##### EXTRACTED MATERIAL #####

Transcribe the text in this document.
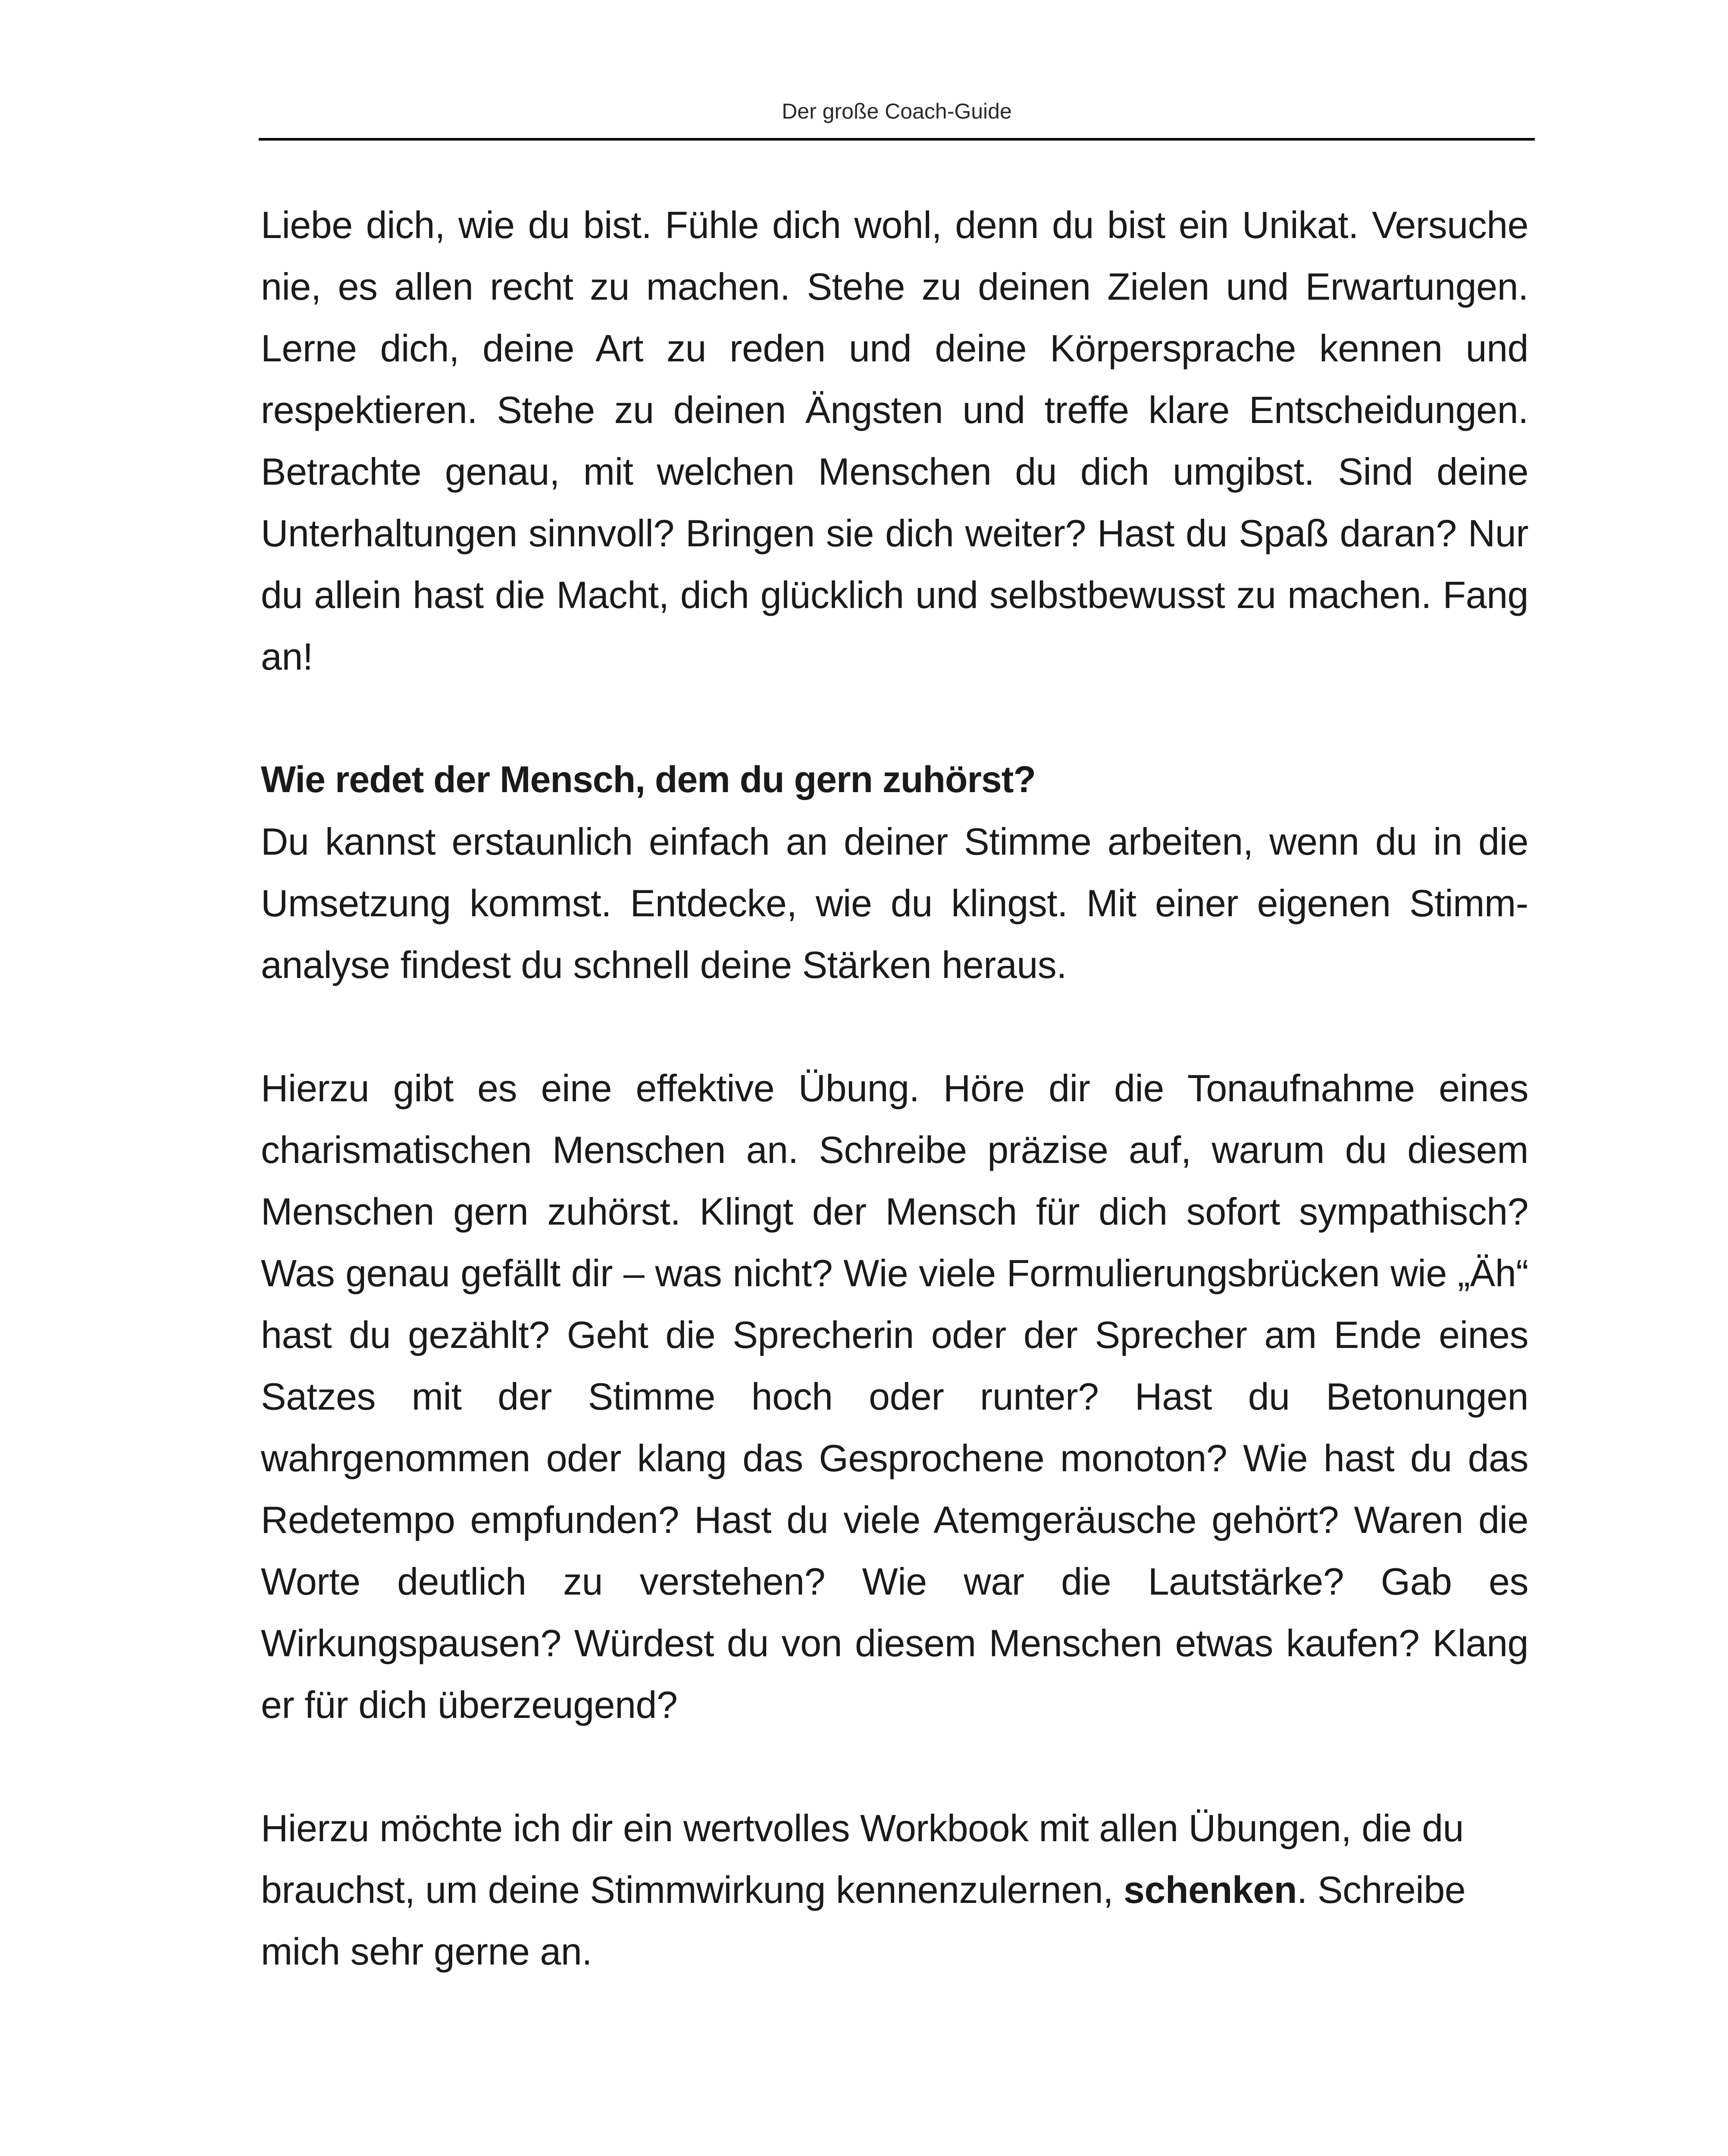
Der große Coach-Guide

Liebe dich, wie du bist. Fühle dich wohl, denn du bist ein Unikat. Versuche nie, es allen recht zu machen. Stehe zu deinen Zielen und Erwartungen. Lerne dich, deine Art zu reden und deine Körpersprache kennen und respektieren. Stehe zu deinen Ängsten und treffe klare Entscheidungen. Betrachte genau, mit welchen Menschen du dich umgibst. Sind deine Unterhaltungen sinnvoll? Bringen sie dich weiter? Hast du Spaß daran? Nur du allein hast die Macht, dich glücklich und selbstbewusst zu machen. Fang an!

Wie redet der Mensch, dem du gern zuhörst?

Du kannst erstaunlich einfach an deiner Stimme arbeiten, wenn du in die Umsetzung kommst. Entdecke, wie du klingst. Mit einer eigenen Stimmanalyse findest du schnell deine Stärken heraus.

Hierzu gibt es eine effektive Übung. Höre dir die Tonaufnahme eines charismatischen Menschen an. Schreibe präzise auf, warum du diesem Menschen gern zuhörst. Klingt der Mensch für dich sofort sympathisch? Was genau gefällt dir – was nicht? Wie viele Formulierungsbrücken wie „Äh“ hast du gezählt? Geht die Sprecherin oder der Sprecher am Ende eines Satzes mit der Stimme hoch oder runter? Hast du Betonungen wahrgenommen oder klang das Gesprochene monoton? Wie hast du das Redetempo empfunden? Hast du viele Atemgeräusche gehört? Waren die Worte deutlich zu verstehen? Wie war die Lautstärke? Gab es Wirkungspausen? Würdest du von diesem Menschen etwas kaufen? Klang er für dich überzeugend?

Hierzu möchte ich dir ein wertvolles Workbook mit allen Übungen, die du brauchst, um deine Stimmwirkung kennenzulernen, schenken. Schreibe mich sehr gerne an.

#####
##### EXTRACTED MATERIAL #####

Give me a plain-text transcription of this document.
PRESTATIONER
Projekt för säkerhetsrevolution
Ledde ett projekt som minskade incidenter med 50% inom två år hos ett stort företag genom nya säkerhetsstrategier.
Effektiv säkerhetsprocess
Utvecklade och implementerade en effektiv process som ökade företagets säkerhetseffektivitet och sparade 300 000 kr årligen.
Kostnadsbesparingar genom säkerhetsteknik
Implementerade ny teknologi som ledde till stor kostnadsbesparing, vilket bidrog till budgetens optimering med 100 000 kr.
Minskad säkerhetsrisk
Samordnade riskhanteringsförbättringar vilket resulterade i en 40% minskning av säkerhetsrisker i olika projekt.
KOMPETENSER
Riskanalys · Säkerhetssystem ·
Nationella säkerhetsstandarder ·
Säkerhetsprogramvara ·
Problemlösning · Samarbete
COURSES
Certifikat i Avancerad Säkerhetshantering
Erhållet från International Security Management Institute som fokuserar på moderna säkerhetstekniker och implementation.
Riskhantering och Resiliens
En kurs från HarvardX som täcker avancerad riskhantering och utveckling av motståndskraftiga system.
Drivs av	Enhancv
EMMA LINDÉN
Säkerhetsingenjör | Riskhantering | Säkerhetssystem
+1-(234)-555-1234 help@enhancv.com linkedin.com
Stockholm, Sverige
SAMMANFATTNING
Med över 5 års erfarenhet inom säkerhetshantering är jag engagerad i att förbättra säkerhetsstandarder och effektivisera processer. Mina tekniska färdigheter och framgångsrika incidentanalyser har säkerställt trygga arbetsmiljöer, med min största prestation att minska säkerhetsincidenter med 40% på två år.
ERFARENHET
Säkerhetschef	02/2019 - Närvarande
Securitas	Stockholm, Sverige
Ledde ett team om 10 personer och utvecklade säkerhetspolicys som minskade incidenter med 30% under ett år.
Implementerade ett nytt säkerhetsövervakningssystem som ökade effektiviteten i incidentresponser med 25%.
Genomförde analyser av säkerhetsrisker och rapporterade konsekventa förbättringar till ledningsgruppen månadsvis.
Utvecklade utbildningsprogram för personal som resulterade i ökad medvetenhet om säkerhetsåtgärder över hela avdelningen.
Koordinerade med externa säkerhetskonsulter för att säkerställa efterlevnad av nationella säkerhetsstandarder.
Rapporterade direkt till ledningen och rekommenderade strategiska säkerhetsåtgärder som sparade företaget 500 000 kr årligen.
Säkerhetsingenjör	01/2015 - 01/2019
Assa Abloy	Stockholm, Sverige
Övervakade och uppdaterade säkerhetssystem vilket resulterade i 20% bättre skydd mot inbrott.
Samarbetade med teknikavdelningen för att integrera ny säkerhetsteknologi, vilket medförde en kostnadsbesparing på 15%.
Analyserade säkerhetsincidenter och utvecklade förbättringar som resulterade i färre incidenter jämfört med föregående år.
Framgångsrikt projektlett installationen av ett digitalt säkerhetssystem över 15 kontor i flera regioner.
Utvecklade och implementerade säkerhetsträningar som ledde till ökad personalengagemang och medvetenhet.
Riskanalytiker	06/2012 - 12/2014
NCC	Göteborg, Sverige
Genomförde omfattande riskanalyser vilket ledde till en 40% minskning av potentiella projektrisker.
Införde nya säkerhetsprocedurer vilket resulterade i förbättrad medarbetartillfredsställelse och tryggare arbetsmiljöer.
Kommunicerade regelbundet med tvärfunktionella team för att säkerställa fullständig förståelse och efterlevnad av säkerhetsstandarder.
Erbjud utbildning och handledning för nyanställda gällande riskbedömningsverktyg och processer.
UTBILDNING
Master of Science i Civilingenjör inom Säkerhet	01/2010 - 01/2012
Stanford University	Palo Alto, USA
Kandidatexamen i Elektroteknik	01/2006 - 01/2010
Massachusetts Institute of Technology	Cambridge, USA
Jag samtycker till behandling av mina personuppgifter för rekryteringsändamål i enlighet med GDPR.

#####

* _PROBLEM TO WORK ON_: In the records above, find the lines holding "genau". Copy each one.

* _ANSWER FOR THIS EXERCISE_:
Liebe dich, wie du bist. Fühle dich wohl, denn du bist ein Unikat. Versuche nie, es allen recht zu machen. Stehe zu deinen Zielen und Erwartungen. Lerne dich, deine Art zu reden und deine Körpersprache kennen und respektieren. Stehe zu deinen Ängsten und treffe klare Entscheidungen. Betrachte genau, mit welchen Menschen du dich umgibst. Sind deine Unterhaltungen sinnvoll? Bringen sie dich weiter? Hast du Spaß daran? Nur du allein hast die Macht, dich glücklich und selbstbewusst zu machen. Fang an!
Hierzu gibt es eine effektive Übung. Höre dir die Tonaufnahme eines charismatischen Menschen an. Schreibe präzise auf, warum du diesem Menschen gern zuhörst. Klingt der Mensch für dich sofort sympathisch? Was genau gefällt dir – was nicht? Wie viele Formulierungsbrücken wie „Äh“ hast du gezählt? Geht die Sprecherin oder der Sprecher am Ende eines Satzes mit der Stimme hoch oder runter? Hast du Betonungen wahrgenommen oder klang das Gesprochene monoton? Wie hast du das Redetempo empfunden? Hast du viele Atemgeräusche gehört? Waren die Worte deutlich zu verstehen? Wie war die Lautstärke? Gab es Wirkungspausen? Würdest du von diesem Menschen etwas kaufen? Klang er für dich überzeugend?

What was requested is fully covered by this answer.